Retype the records that come next, word for word.

Collected data:
++++++++++

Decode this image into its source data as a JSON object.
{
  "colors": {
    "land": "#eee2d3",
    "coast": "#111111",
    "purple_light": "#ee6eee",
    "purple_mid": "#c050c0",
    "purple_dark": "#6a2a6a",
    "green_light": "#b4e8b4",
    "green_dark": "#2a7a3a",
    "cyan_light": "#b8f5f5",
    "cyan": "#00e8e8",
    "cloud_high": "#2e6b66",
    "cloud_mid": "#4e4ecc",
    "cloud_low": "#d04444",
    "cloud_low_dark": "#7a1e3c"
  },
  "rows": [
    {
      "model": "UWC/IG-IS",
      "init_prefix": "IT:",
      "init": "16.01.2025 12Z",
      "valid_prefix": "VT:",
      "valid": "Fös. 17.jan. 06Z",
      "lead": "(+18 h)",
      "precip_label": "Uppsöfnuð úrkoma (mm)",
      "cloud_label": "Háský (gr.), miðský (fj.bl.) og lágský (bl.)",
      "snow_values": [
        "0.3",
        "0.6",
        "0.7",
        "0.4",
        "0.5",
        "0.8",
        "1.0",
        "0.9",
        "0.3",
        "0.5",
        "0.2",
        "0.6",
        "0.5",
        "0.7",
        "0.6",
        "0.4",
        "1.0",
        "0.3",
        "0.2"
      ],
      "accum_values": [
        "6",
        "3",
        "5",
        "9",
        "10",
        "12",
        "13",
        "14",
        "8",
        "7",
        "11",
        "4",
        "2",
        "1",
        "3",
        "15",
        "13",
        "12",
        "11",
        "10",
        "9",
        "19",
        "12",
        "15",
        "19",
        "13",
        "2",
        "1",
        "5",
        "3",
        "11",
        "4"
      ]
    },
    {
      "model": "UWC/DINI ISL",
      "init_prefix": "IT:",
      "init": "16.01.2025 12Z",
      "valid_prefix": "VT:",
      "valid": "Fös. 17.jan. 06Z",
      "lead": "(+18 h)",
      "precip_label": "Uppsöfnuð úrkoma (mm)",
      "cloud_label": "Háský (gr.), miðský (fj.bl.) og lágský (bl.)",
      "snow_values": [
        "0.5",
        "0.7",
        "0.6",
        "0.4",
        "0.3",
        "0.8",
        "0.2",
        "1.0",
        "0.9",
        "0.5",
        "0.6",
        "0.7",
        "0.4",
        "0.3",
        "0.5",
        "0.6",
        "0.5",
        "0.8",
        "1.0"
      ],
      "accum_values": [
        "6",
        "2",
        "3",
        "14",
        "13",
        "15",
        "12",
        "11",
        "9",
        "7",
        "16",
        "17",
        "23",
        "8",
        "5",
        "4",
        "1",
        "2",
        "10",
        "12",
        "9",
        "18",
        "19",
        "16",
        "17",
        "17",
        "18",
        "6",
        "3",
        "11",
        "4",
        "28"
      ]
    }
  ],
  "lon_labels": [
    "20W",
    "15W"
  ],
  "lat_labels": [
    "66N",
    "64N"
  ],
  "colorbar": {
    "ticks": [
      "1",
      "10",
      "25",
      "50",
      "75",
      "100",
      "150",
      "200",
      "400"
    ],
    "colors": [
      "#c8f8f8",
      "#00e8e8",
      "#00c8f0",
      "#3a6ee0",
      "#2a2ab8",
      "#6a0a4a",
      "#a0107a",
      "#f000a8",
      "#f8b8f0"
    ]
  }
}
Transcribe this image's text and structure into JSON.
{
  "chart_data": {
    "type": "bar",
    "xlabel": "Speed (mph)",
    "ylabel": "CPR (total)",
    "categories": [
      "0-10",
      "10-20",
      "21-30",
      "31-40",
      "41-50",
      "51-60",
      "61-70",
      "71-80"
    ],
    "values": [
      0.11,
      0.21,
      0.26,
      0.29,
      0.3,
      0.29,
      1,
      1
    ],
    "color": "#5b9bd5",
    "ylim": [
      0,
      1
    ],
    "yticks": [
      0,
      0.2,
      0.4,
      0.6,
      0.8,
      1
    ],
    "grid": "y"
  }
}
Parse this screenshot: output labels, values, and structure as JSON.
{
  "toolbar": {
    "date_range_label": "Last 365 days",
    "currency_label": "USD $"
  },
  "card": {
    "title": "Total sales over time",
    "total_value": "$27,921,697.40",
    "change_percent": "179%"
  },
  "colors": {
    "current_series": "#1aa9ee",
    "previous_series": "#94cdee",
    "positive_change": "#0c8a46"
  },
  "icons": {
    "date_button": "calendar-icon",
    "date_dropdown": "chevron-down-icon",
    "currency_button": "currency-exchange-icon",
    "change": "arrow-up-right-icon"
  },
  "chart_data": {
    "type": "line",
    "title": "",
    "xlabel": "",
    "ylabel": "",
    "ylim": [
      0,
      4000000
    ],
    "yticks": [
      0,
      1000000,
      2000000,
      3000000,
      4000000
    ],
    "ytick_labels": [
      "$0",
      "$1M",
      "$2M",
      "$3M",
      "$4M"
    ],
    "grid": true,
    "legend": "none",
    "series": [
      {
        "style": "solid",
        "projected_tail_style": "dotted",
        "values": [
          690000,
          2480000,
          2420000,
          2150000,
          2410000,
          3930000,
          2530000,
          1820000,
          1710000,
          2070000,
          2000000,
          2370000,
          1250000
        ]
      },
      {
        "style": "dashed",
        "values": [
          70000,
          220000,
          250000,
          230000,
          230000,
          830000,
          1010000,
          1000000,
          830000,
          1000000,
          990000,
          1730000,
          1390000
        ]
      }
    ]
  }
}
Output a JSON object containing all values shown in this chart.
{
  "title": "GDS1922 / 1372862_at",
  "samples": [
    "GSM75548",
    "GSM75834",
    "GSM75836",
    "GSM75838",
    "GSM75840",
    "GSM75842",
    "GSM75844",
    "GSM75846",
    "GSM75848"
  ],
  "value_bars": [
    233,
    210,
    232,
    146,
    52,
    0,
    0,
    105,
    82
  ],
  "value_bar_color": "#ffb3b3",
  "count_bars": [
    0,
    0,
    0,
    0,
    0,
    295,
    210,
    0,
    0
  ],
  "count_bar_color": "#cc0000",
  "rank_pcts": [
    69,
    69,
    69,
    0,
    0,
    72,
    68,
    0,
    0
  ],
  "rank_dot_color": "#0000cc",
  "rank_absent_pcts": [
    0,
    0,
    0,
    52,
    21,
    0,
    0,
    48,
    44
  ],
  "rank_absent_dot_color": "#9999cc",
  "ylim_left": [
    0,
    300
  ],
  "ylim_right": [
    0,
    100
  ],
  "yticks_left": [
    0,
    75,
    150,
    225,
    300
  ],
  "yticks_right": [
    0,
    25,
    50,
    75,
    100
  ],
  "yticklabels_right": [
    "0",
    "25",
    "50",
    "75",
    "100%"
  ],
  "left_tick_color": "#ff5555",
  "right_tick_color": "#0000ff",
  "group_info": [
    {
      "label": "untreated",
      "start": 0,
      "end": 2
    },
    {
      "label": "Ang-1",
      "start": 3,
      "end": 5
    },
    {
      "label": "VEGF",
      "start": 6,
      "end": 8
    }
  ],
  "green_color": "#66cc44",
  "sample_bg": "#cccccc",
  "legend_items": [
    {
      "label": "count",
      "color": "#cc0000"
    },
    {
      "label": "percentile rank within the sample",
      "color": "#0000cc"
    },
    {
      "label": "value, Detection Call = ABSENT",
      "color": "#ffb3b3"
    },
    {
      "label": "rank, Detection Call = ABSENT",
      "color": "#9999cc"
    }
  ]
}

++++++++++

Completed task:
Decode this image into its source data as a JSON object.
{
  "colors": {
    "land": "#eee2d3",
    "coast": "#111111",
    "purple_light": "#ee6eee",
    "purple_mid": "#c050c0",
    "purple_dark": "#6a2a6a",
    "green_light": "#b4e8b4",
    "green_dark": "#2a7a3a",
    "cyan_light": "#b8f5f5",
    "cyan": "#00e8e8",
    "cloud_high": "#2e6b66",
    "cloud_mid": "#4e4ecc",
    "cloud_low": "#d04444",
    "cloud_low_dark": "#7a1e3c"
  },
  "rows": [
    {
      "model": "UWC/IG-IS",
      "init_prefix": "IT:",
      "init": "16.01.2025 12Z",
      "valid_prefix": "VT:",
      "valid": "Fös. 17.jan. 06Z",
      "lead": "(+18 h)",
      "precip_label": "Uppsöfnuð úrkoma (mm)",
      "cloud_label": "Háský (gr.), miðský (fj.bl.) og lágský (bl.)",
      "snow_values": [
        "0.3",
        "0.6",
        "0.7",
        "0.4",
        "0.5",
        "0.8",
        "1.0",
        "0.9",
        "0.3",
        "0.5",
        "0.2",
        "0.6",
        "0.5",
        "0.7",
        "0.6",
        "0.4",
        "1.0",
        "0.3",
        "0.2"
      ],
      "accum_values": [
        "6",
        "3",
        "5",
        "9",
        "10",
        "12",
        "13",
        "14",
        "8",
        "7",
        "11",
        "4",
        "2",
        "1",
        "3",
        "15",
        "13",
        "12",
        "11",
        "10",
        "9",
        "19",
        "12",
        "15",
        "19",
        "13",
        "2",
        "1",
        "5",
        "3",
        "11",
        "4"
      ]
    },
    {
      "model": "UWC/DINI ISL",
      "init_prefix": "IT:",
      "init": "16.01.2025 12Z",
      "valid_prefix": "VT:",
      "valid": "Fös. 17.jan. 06Z",
      "lead": "(+18 h)",
      "precip_label": "Uppsöfnuð úrkoma (mm)",
      "cloud_label": "Háský (gr.), miðský (fj.bl.) og lágský (bl.)",
      "snow_values": [
        "0.5",
        "0.7",
        "0.6",
        "0.4",
        "0.3",
        "0.8",
        "0.2",
        "1.0",
        "0.9",
        "0.5",
        "0.6",
        "0.7",
        "0.4",
        "0.3",
        "0.5",
        "0.6",
        "0.5",
        "0.8",
        "1.0"
      ],
      "accum_values": [
        "6",
        "2",
        "3",
        "14",
        "13",
        "15",
        "12",
        "11",
        "9",
        "7",
        "16",
        "17",
        "23",
        "8",
        "5",
        "4",
        "1",
        "2",
        "10",
        "12",
        "9",
        "18",
        "19",
        "16",
        "17",
        "17",
        "18",
        "6",
        "3",
        "11",
        "4",
        "28"
      ]
    }
  ],
  "lon_labels": [
    "20W",
    "15W"
  ],
  "lat_labels": [
    "66N",
    "64N"
  ],
  "colorbar": {
    "ticks": [
      "1",
      "10",
      "25",
      "50",
      "75",
      "100",
      "150",
      "200",
      "400"
    ],
    "colors": [
      "#c8f8f8",
      "#00e8e8",
      "#00c8f0",
      "#3a6ee0",
      "#2a2ab8",
      "#6a0a4a",
      "#a0107a",
      "#f000a8",
      "#f8b8f0"
    ]
  }
}
Transcribe this image's text and structure into JSON.
{
  "chart_data": {
    "type": "bar",
    "xlabel": "Speed (mph)",
    "ylabel": "CPR (total)",
    "categories": [
      "0-10",
      "10-20",
      "21-30",
      "31-40",
      "41-50",
      "51-60",
      "61-70",
      "71-80"
    ],
    "values": [
      0.11,
      0.21,
      0.26,
      0.29,
      0.3,
      0.29,
      1,
      1
    ],
    "color": "#5b9bd5",
    "ylim": [
      0,
      1
    ],
    "yticks": [
      0,
      0.2,
      0.4,
      0.6,
      0.8,
      1
    ],
    "grid": "y"
  }
}
Parse this screenshot: output labels, values, and structure as JSON.
{
  "toolbar": {
    "date_range_label": "Last 365 days",
    "currency_label": "USD $"
  },
  "card": {
    "title": "Total sales over time",
    "total_value": "$27,921,697.40",
    "change_percent": "179%"
  },
  "colors": {
    "current_series": "#1aa9ee",
    "previous_series": "#94cdee",
    "positive_change": "#0c8a46"
  },
  "icons": {
    "date_button": "calendar-icon",
    "date_dropdown": "chevron-down-icon",
    "currency_button": "currency-exchange-icon",
    "change": "arrow-up-right-icon"
  },
  "chart_data": {
    "type": "line",
    "title": "",
    "xlabel": "",
    "ylabel": "",
    "ylim": [
      0,
      4000000
    ],
    "yticks": [
      0,
      1000000,
      2000000,
      3000000,
      4000000
    ],
    "ytick_labels": [
      "$0",
      "$1M",
      "$2M",
      "$3M",
      "$4M"
    ],
    "grid": true,
    "legend": "none",
    "series": [
      {
        "style": "solid",
        "projected_tail_style": "dotted",
        "values": [
          690000,
          2480000,
          2420000,
          2150000,
          2410000,
          3930000,
          2530000,
          1820000,
          1710000,
          2070000,
          2000000,
          2370000,
          1250000
        ]
      },
      {
        "style": "dashed",
        "values": [
          70000,
          220000,
          250000,
          230000,
          230000,
          830000,
          1010000,
          1000000,
          830000,
          1000000,
          990000,
          1730000,
          1390000
        ]
      }
    ]
  }
}
Output a JSON object containing all values shown in this chart.
{
  "title": "GDS1922 / 1372862_at",
  "samples": [
    "GSM75548",
    "GSM75834",
    "GSM75836",
    "GSM75838",
    "GSM75840",
    "GSM75842",
    "GSM75844",
    "GSM75846",
    "GSM75848"
  ],
  "value_bars": [
    233,
    210,
    232,
    146,
    52,
    0,
    0,
    105,
    82
  ],
  "value_bar_color": "#ffb3b3",
  "count_bars": [
    0,
    0,
    0,
    0,
    0,
    295,
    210,
    0,
    0
  ],
  "count_bar_color": "#cc0000",
  "rank_pcts": [
    69,
    69,
    69,
    0,
    0,
    72,
    68,
    0,
    0
  ],
  "rank_dot_color": "#0000cc",
  "rank_absent_pcts": [
    0,
    0,
    0,
    52,
    21,
    0,
    0,
    48,
    44
  ],
  "rank_absent_dot_color": "#9999cc",
  "ylim_left": [
    0,
    300
  ],
  "ylim_right": [
    0,
    100
  ],
  "yticks_left": [
    0,
    75,
    150,
    225,
    300
  ],
  "yticks_right": [
    0,
    25,
    50,
    75,
    100
  ],
  "yticklabels_right": [
    "0",
    "25",
    "50",
    "75",
    "100%"
  ],
  "left_tick_color": "#ff5555",
  "right_tick_color": "#0000ff",
  "group_info": [
    {
      "label": "untreated",
      "start": 0,
      "end": 2
    },
    {
      "label": "Ang-1",
      "start": 3,
      "end": 5
    },
    {
      "label": "VEGF",
      "start": 6,
      "end": 8
    }
  ],
  "green_color": "#66cc44",
  "sample_bg": "#cccccc",
  "legend_items": [
    {
      "label": "count",
      "color": "#cc0000"
    },
    {
      "label": "percentile rank within the sample",
      "color": "#0000cc"
    },
    {
      "label": "value, Detection Call = ABSENT",
      "color": "#ffb3b3"
    },
    {
      "label": "rank, Detection Call = ABSENT",
      "color": "#9999cc"
    }
  ]
}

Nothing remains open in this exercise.